Consegna A: Riporta identiche le righe dell'elenco che vanno dalla riga contenente "nav-item-sample-page[interactable]: 示例页面: [154, 827, 346, 896]" fino alla riga contenente "address-bar[interactable]: ān quán", entrambe comprese.

Estratto del documento:
* * * * * * *

Ulrich Kirchoff su Verdi
 Quando lo guardi non hai alcun dubbio, assomiglia tantissimo per alcune strategie tecniche a Franke Sloothak il gigante dalle mani di velluto con quelle redini lunghissime ed il suo assetto di acciaio su cavalli vecchio stile tedesco. Ecco se dovessi dire qualcosa, in questa Piazza di Siena ho riconosciuto le scuole e gli stili, spesso non corrispondenti ai colori per i quali gareggiavano, bello e strano al contempo.
Gli stili e le squadre  si mescolano come le linee di sangue! Kirchoff la vecchia classe, Ludgeer  lo spartiacque della Germania moderna con i suoi allievi bellissimi, leggerissimi, puliti e dinamici. Ah, quel  Deusser  e Weishaupt come stanno venendo bene come allievi. Questo ultimo ha fatto una altra piccola magia nella categoria dei 7 anni: in sella a Luce del Castegno, cavallo allevato in Italia ma tutto di linea straniera. Calza perfettamente agli ordini di questo allievo di Ludger. Sono nazionalista, concettualmente, ma quando vedi una cavallo come Luce ricamare tra gli ostacoli un giro così preciso, sono contenta per questa risoluzione sportiva. Oggi poi, le linee di sangue non sono più tanto chiare come una volta, come il discorso delle scuole: le genealogie sono tutte molto vicine ed imparentate tra loro! In Italia abbiamo degli allevatori che producono ottimi cavalli di linee nordiche che poi vengono venduti in Svizzera e simili.

* * * * * * *

(Voci degli elementi incorniciati)

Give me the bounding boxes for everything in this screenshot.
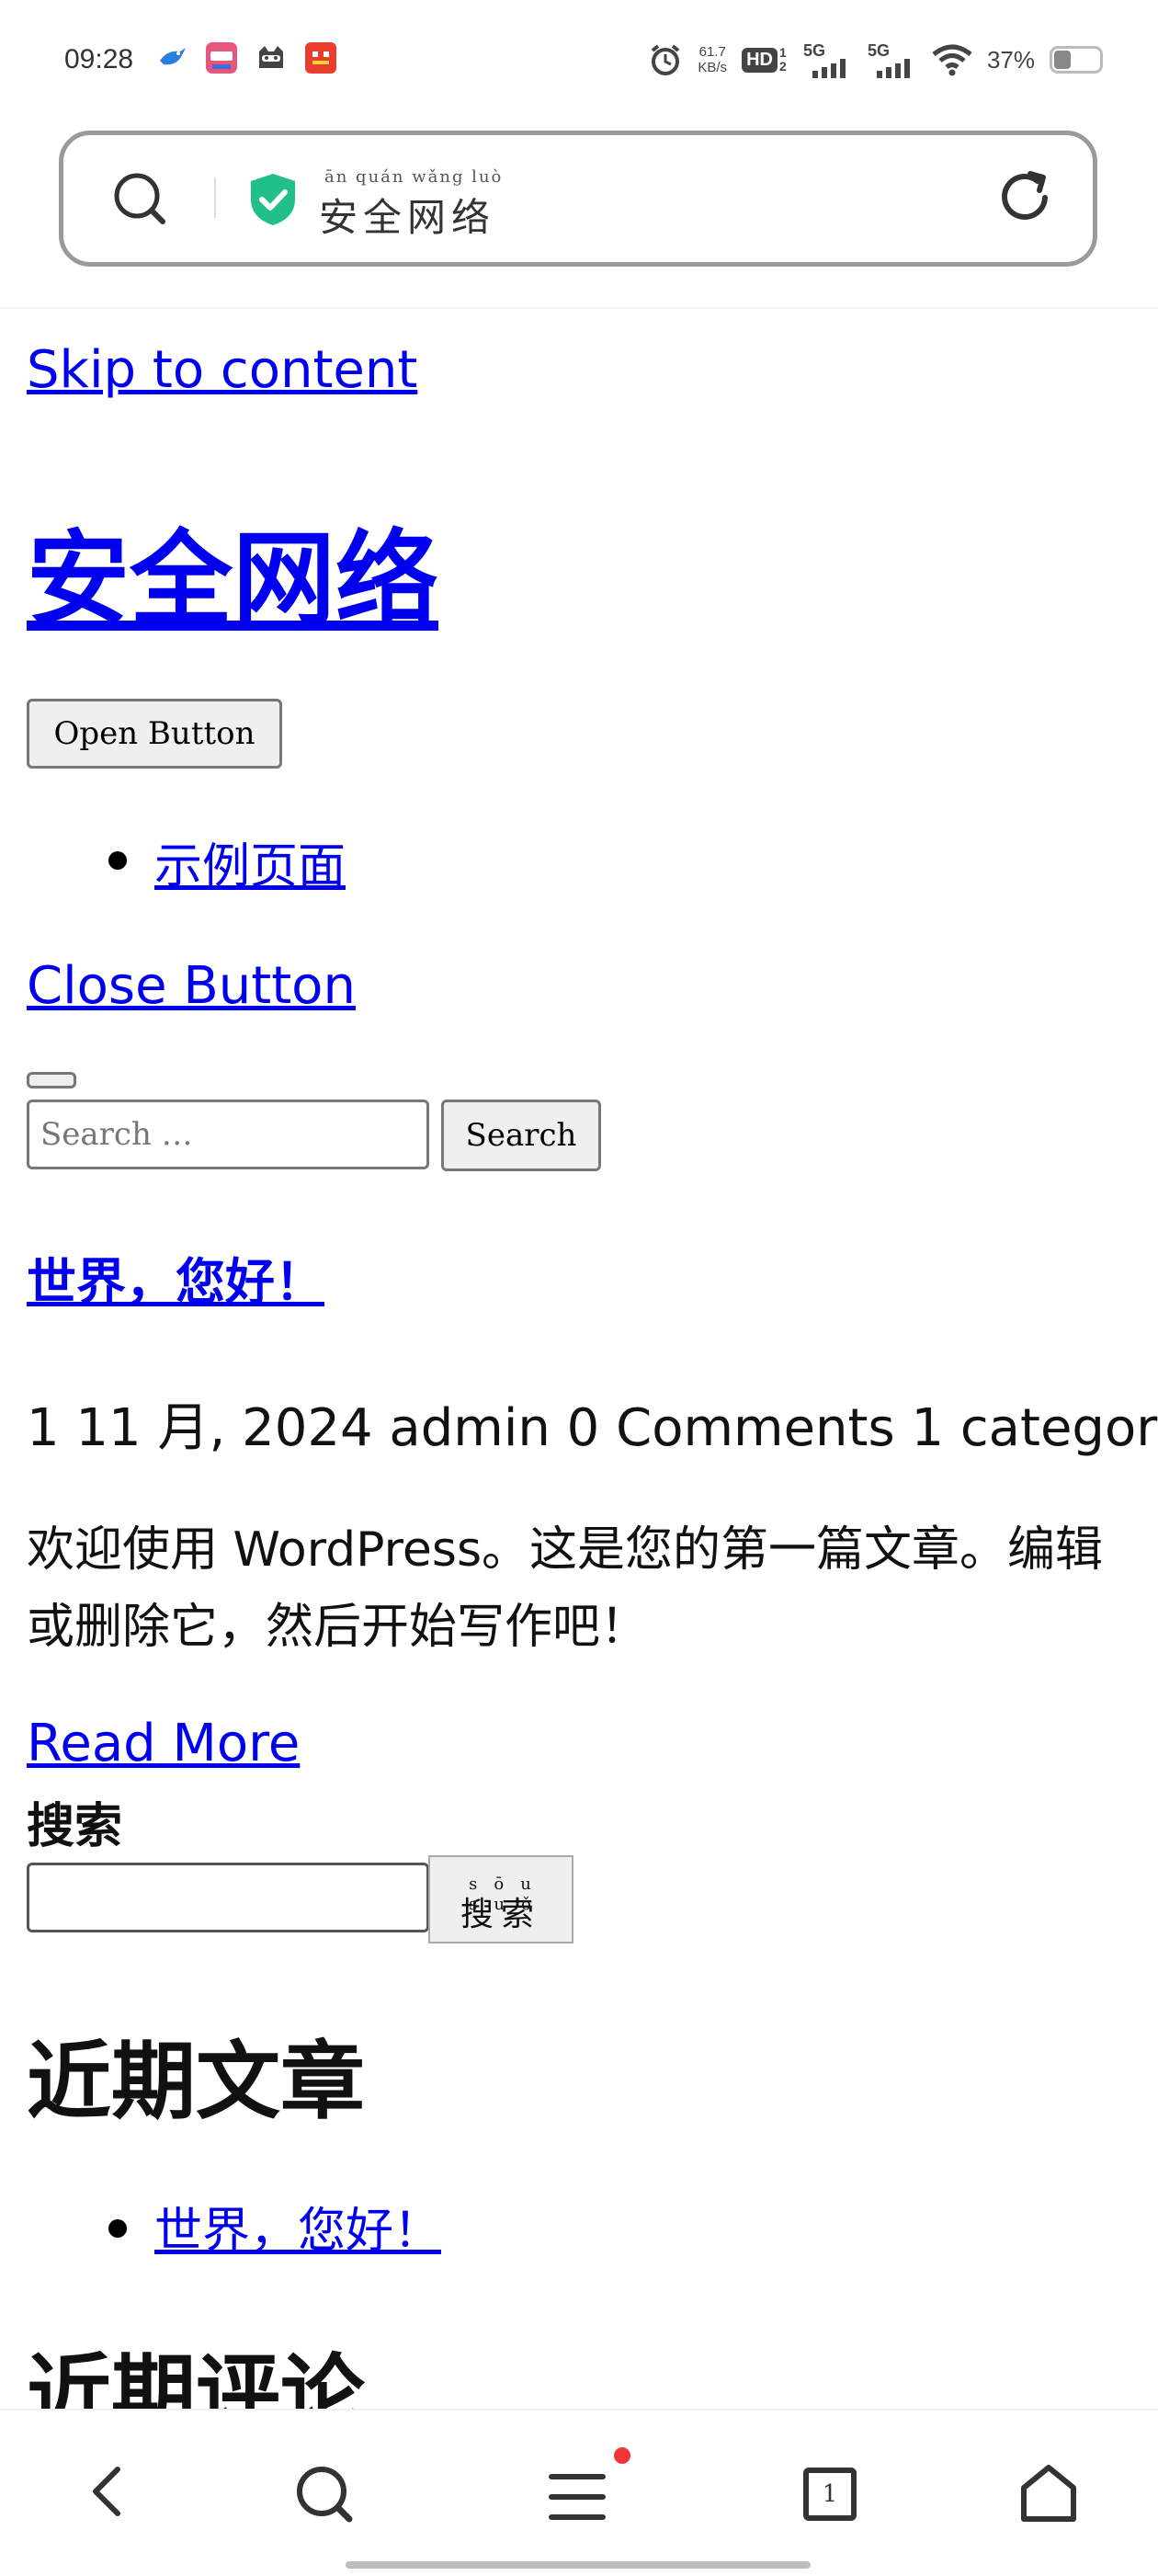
nav-item-sample-page[interactable]: 示例页面: [154, 827, 346, 896]
status-indicators: 61.7 KB/s HD 1 2 5G 5G 37%: [648, 37, 1103, 83]
status-bar: 09:28 61.7 KB/s HD 1 2 5G 5G 37%: [0, 0, 1158, 120]
sidebar-search-button[interactable]: sōu suǒ 搜索: [428, 1855, 573, 1943]
post-excerpt: 欢迎使用 WordPress。这是您的第一篇文章。编辑或删除它，然后开始写作吧！: [27, 1522, 1104, 1655]
red-app-icon: [305, 42, 336, 74]
page-title-ruby: ān quán wǎng luò 安全网络: [319, 168, 503, 243]
hd-voice-icon: HD 1 2: [742, 46, 789, 74]
network-speed: 61.7 KB/s: [698, 44, 727, 75]
sidebar-search-heading: 搜索: [27, 1799, 123, 1854]
menu-notification-badge: [614, 2447, 630, 2464]
shield-check-icon: [251, 174, 295, 225]
battery-level: [1054, 51, 1071, 69]
home-indicator[interactable]: [346, 2561, 811, 2569]
bilibili-icon: [206, 42, 237, 74]
page-title-pinyin: ān quán wǎng luò: [324, 167, 504, 187]
tab-count: 1: [822, 2480, 838, 2508]
read-more-link[interactable]: Read More: [27, 1714, 300, 1773]
notification-icons: [154, 40, 338, 75]
recent-posts-heading: 近期文章: [27, 2033, 366, 2131]
sidebar-search-input[interactable]: [27, 1863, 429, 1932]
network-speed-value: 61.7: [698, 44, 726, 60]
tabs-icon[interactable]: 1: [803, 2468, 857, 2521]
signal-bars-icon: [812, 59, 846, 78]
search-icon[interactable]: [292, 2462, 357, 2526]
back-icon[interactable]: [85, 2462, 131, 2521]
bottom-navigation: 1: [0, 2409, 1158, 2576]
header-divider: [0, 307, 1158, 309]
address-bar[interactable]: ān quán wǎng luò 安全网络: [59, 131, 1097, 267]
site-title-link[interactable]: 安全网络: [27, 496, 438, 645]
signal-bars-icon: [876, 59, 910, 78]
battery-percent: 37%: [986, 45, 1035, 74]
recent-post-link[interactable]: 世界，您好！: [154, 2192, 441, 2261]
refresh-icon[interactable]: [995, 168, 1054, 227]
close-button-link[interactable]: Close Button: [27, 956, 356, 1016]
status-time: 09:28: [64, 44, 134, 74]
wifi-icon: [932, 44, 972, 76]
home-icon[interactable]: [1018, 2462, 1079, 2525]
empty-button[interactable]: [27, 1072, 76, 1089]
skip-to-content-link[interactable]: Skip to content: [27, 340, 417, 400]
list-bullet: [108, 2219, 127, 2238]
bird-app-icon: [160, 48, 186, 65]
post-meta: 1 11 月, 2024 admin 0 Comments 1 category: [27, 1398, 1158, 1458]
page-title: 安全网络: [319, 195, 496, 240]
list-bullet: [108, 851, 127, 870]
cat-app-icon: [259, 46, 283, 68]
signal-2: 5G: [868, 41, 917, 78]
signal-1: 5G: [803, 41, 853, 78]
recent-comments-heading: 近期评论: [27, 2345, 366, 2414]
search-input[interactable]: [27, 1100, 429, 1169]
search-button[interactable]: Search: [441, 1100, 601, 1171]
alarm-icon: [652, 44, 680, 75]
address-separator: [214, 177, 216, 218]
search-icon[interactable]: [111, 170, 168, 227]
network-speed-unit: KB/s: [698, 60, 728, 75]
open-button[interactable]: Open Button: [27, 699, 282, 769]
post-title-link[interactable]: 世界，您好！: [27, 1241, 324, 1314]
battery-icon: [1050, 46, 1103, 74]
menu-icon[interactable]: [548, 2471, 607, 2523]
hd-label: HD: [742, 47, 778, 73]
sidebar-search-button-pinyin: sōu suǒ: [469, 1875, 548, 1914]
hd-sub: 1 2: [778, 45, 787, 74]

* * * * * * *

Consegna B: Restituisci parola per parola il passo dell'estratto del documento che va da "Ulrich Kirchoff su" fino a "strano al contempo." incluso.

Risposta completa A:
nav-item-sample-page[interactable]: 示例页面: [154, 827, 346, 896]
status-indicators: 61.7 KB/s HD 1 2 5G 5G 37%: [648, 37, 1103, 83]
status-bar: 09:28 61.7 KB/s HD 1 2 5G 5G 37%: [0, 0, 1158, 120]
sidebar-search-button[interactable]: sōu suǒ 搜索: [428, 1855, 573, 1943]
post-excerpt: 欢迎使用 WordPress。这是您的第一篇文章。编辑或删除它，然后开始写作吧！: [27, 1522, 1104, 1655]
red-app-icon: [305, 42, 336, 74]
page-title-ruby: ān quán wǎng luò 安全网络: [319, 168, 503, 243]
hd-voice-icon: HD 1 2: [742, 46, 789, 74]
network-speed: 61.7 KB/s: [698, 44, 727, 75]
sidebar-search-heading: 搜索: [27, 1799, 123, 1854]
menu-notification-badge: [614, 2447, 630, 2464]
shield-check-icon: [251, 174, 295, 225]
battery-level: [1054, 51, 1071, 69]
home-indicator[interactable]: [346, 2561, 811, 2569]
bilibili-icon: [206, 42, 237, 74]
page-title-pinyin: ān quán wǎng luò: [324, 167, 504, 187]
tab-count: 1: [822, 2480, 838, 2508]
read-more-link[interactable]: Read More: [27, 1714, 300, 1773]
notification-icons: [154, 40, 338, 75]
recent-posts-heading: 近期文章: [27, 2033, 366, 2131]
sidebar-search-input[interactable]: [27, 1863, 429, 1932]
network-speed-value: 61.7: [698, 44, 726, 60]
tabs-icon[interactable]: 1: [803, 2468, 857, 2521]
signal-bars-icon: [812, 59, 846, 78]
search-icon[interactable]: [292, 2462, 357, 2526]
back-icon[interactable]: [85, 2462, 131, 2521]
bottom-navigation: 1: [0, 2409, 1158, 2576]
header-divider: [0, 307, 1158, 309]
address-bar[interactable]: ān quán wǎng luò 安全网络: [59, 131, 1097, 267]

Risposta completa B:
Ulrich Kirchoff su Verdi
 Quando lo guardi non hai alcun dubbio, assomiglia tantissimo per alcune strategie tecniche a Franke Sloothak il gigante dalle mani di velluto con quelle redini lunghissime ed il suo assetto di acciaio su cavalli vecchio stile tedesco. Ecco se dovessi dire qualcosa, in questa Piazza di Siena ho riconosciuto le scuole e gli stili, spesso non corrispondenti ai colori per i quali gareggiavano, bello e strano al contempo.